- [Stored entries]
|---|

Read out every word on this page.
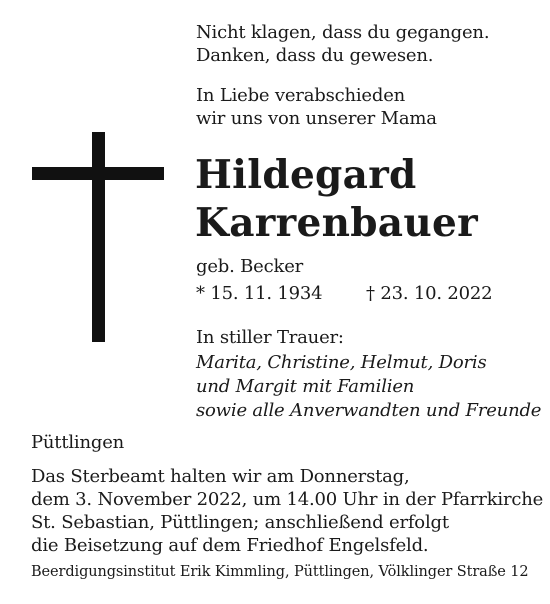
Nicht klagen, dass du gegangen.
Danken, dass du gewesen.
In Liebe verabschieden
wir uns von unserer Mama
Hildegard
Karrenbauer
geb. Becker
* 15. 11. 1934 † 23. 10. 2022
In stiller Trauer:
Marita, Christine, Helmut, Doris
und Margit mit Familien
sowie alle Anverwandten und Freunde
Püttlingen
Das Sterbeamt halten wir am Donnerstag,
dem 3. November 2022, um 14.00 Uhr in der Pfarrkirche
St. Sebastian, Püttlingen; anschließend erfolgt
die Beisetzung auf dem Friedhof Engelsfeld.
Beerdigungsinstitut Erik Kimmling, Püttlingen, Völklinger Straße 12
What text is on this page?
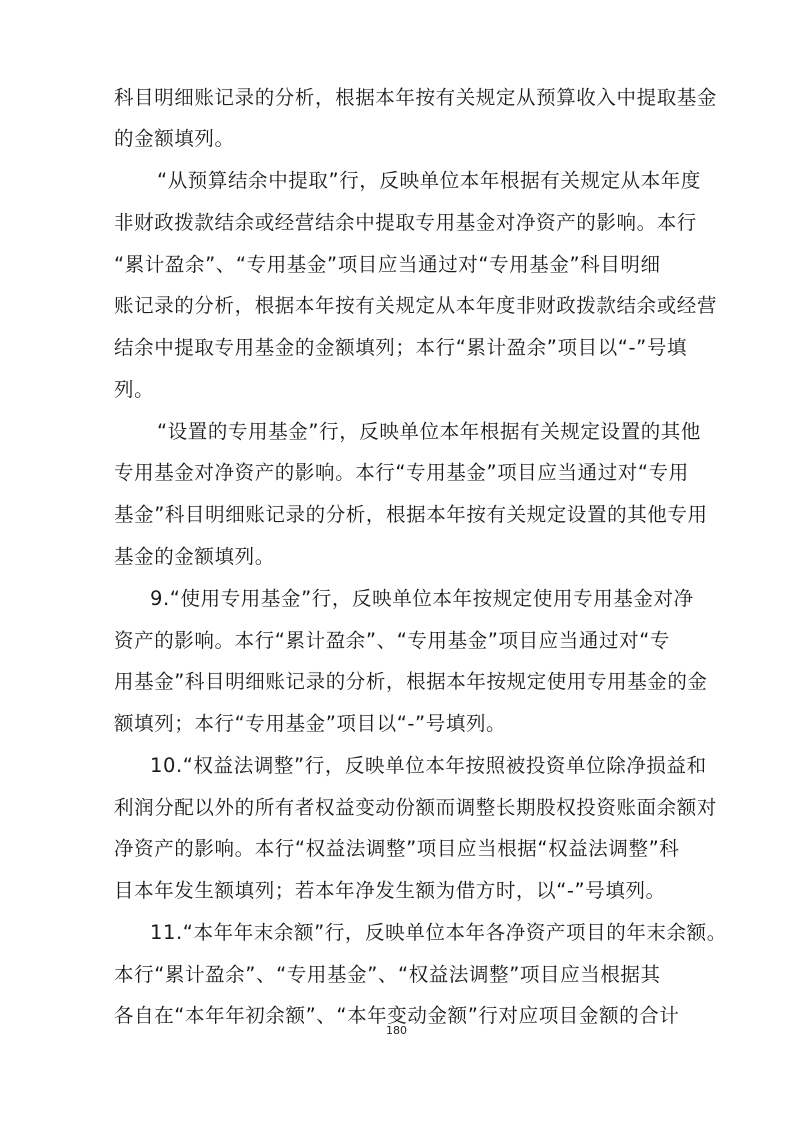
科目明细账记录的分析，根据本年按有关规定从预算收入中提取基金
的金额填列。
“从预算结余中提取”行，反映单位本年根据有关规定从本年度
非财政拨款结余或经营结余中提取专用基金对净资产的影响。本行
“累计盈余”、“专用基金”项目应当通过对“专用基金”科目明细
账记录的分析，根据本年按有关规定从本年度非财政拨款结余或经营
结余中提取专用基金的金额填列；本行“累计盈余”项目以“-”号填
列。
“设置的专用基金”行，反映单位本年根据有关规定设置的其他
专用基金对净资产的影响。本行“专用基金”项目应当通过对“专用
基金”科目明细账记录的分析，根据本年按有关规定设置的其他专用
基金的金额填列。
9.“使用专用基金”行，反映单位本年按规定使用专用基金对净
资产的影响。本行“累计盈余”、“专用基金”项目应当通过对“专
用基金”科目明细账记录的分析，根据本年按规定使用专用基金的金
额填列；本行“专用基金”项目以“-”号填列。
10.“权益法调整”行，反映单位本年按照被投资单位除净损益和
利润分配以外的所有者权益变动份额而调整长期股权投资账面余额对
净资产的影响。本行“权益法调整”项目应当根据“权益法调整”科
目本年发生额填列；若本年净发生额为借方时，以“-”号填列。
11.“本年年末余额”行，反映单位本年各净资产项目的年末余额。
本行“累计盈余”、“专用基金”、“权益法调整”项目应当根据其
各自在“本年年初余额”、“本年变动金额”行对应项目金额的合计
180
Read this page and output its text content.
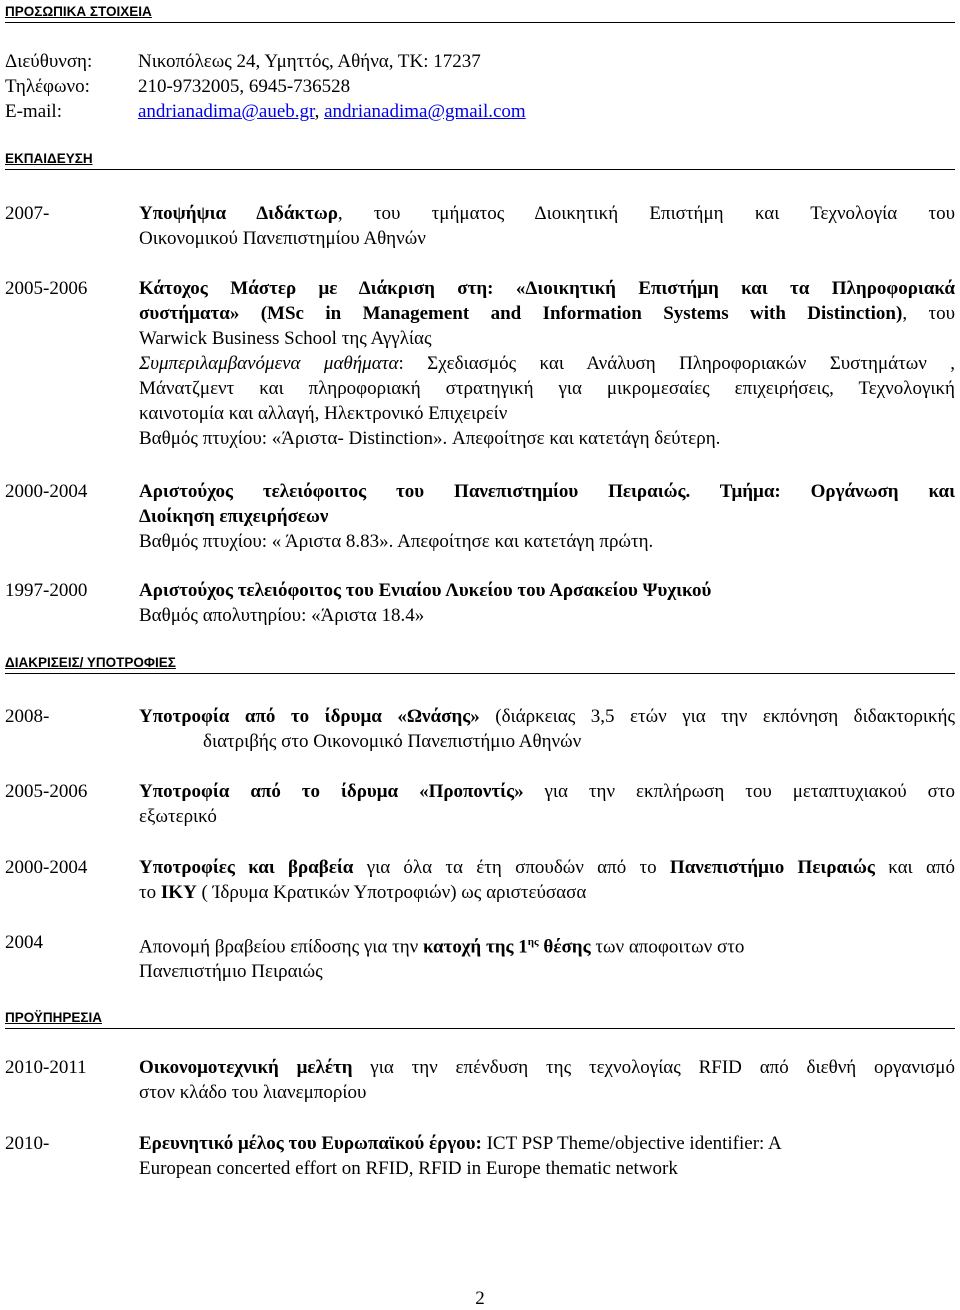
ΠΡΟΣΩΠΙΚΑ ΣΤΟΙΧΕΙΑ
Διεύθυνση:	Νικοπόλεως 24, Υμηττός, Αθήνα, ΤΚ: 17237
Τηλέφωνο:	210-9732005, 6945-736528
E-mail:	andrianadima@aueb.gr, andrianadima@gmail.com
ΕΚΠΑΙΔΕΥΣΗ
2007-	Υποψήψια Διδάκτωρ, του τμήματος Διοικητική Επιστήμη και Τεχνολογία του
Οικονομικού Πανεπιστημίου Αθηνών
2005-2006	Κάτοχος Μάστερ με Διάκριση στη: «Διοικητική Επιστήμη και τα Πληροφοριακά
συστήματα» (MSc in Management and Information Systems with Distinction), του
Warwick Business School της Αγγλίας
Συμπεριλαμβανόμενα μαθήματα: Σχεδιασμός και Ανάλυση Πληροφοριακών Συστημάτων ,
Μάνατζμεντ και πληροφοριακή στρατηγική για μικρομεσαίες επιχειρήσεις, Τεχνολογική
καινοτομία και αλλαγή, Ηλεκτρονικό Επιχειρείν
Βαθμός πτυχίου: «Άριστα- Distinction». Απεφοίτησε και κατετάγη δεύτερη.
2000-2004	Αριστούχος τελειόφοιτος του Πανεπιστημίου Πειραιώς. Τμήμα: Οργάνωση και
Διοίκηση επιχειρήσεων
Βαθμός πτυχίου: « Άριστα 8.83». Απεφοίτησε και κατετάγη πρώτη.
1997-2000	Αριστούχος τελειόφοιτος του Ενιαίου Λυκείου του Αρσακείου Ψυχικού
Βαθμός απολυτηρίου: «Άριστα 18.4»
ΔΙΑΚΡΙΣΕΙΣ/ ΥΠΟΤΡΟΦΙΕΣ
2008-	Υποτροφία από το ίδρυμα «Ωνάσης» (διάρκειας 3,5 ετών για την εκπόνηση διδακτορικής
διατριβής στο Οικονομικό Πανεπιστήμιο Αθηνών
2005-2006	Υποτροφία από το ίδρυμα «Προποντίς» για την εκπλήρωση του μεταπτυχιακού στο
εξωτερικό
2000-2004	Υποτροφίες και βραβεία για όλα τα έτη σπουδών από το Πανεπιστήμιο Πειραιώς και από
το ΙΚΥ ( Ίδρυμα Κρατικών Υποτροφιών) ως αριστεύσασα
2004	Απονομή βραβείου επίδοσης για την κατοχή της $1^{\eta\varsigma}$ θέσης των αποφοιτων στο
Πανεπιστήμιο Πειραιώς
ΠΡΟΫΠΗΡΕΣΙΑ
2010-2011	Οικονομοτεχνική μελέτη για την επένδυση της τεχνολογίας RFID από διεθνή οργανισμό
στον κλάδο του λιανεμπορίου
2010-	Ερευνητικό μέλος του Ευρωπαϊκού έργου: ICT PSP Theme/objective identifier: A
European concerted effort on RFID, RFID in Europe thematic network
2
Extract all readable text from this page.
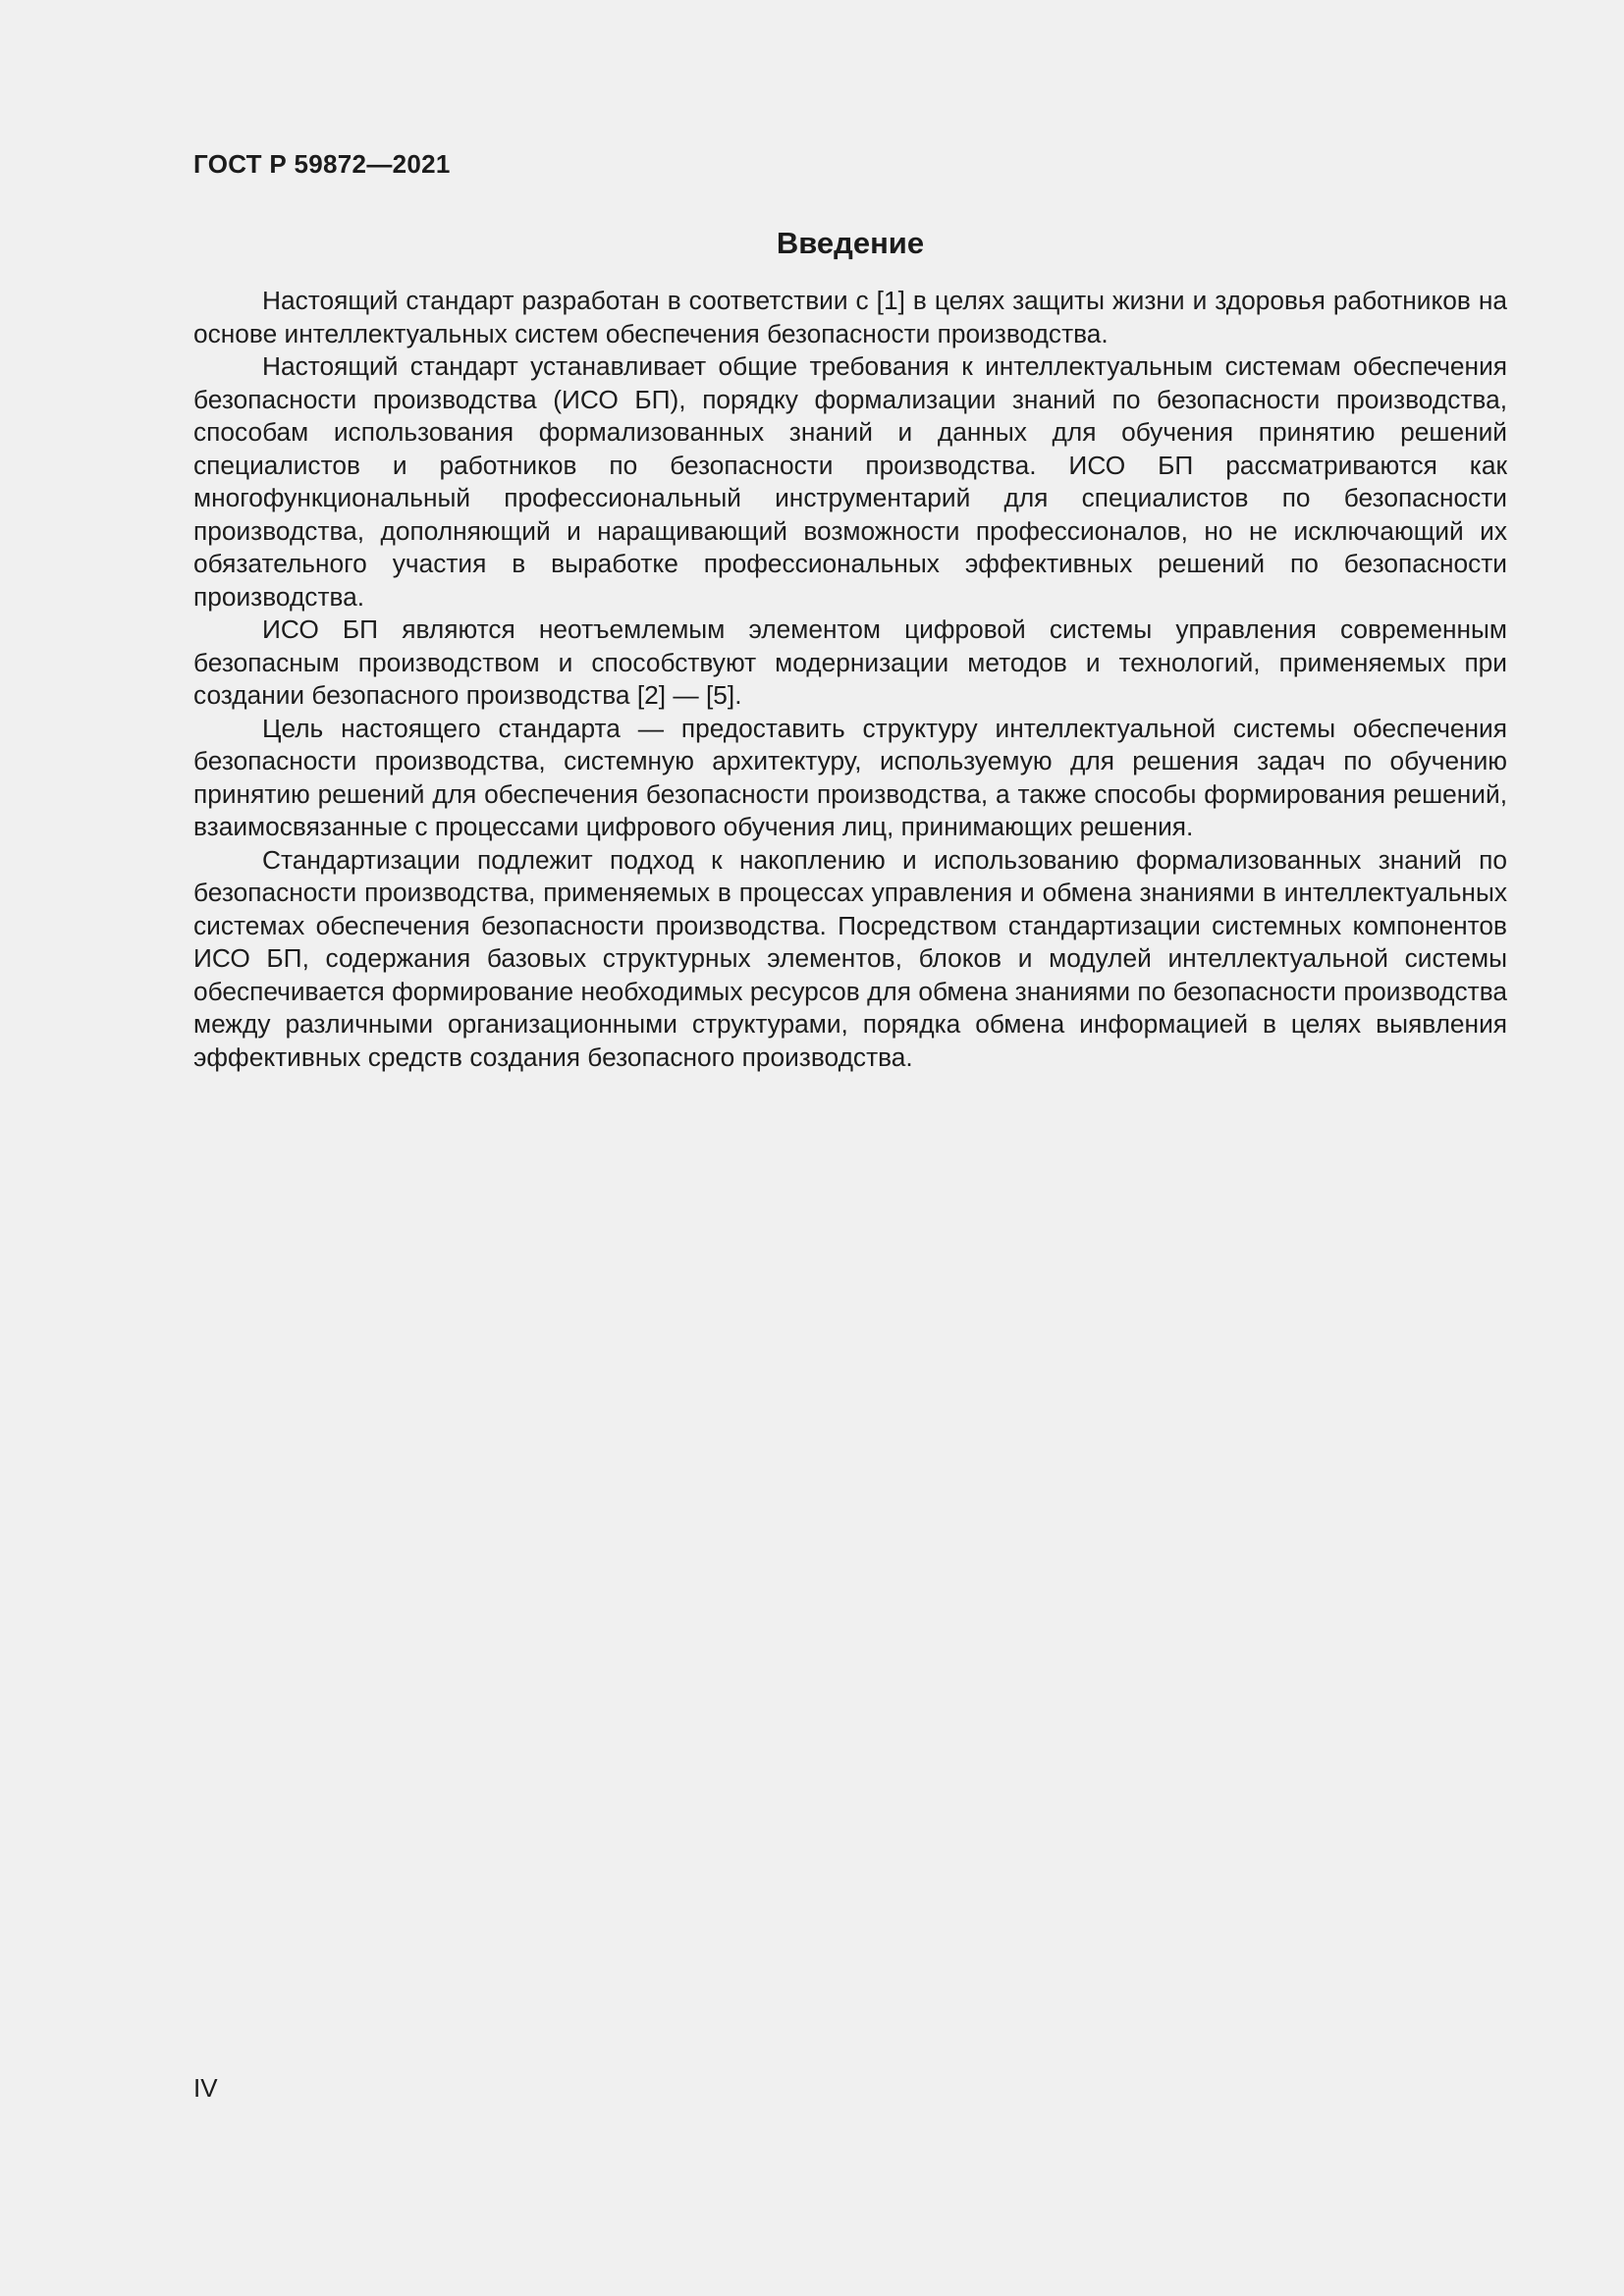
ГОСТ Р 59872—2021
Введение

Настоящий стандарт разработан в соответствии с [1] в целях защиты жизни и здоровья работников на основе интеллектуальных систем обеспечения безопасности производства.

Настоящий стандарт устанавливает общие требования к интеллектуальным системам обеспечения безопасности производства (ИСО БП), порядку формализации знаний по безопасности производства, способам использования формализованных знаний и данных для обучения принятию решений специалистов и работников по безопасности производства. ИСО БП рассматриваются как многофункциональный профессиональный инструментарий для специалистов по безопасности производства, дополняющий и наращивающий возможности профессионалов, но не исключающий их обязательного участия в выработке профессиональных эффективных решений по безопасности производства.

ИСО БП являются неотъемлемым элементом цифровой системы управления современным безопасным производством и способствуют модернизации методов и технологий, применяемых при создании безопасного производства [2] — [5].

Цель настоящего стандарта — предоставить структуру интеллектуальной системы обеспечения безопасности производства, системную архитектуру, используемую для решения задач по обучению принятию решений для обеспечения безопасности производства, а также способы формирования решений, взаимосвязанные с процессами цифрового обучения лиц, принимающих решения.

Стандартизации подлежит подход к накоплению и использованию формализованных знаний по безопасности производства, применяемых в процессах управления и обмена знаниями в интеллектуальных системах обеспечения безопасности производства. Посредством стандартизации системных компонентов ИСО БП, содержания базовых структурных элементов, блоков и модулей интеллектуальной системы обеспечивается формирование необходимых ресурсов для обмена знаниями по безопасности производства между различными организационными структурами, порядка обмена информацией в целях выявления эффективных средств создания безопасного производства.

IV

|---|

- [Given task] Copy each line containing the word "формализованных" from the data.

- [Solution for this task]
Настоящий стандарт устанавливает общие требования к интеллектуальным системам обеспечения безопасности производства (ИСО БП), порядку формализации знаний по безопасности производства, способам использования формализованных знаний и данных для обучения принятию решений специалистов и работников по безопасности производства. ИСО БП рассматриваются как многофункциональный профессиональный инструментарий для специалистов по безопасности производства, дополняющий и наращивающий возможности профессионалов, но не исключающий их обязательного участия в выработке профессиональных эффективных решений по безопасности производства.
Стандартизации подлежит подход к накоплению и использованию формализованных знаний по безопасности производства, применяемых в процессах управления и обмена знаниями в интеллектуальных системах обеспечения безопасности производства. Посредством стандартизации системных компонентов ИСО БП, содержания базовых структурных элементов, блоков и модулей интеллектуальной системы обеспечивается формирование необходимых ресурсов для обмена знаниями по безопасности производства между различными организационными структурами, порядка обмена информацией в целях выявления эффективных средств создания безопасного производства.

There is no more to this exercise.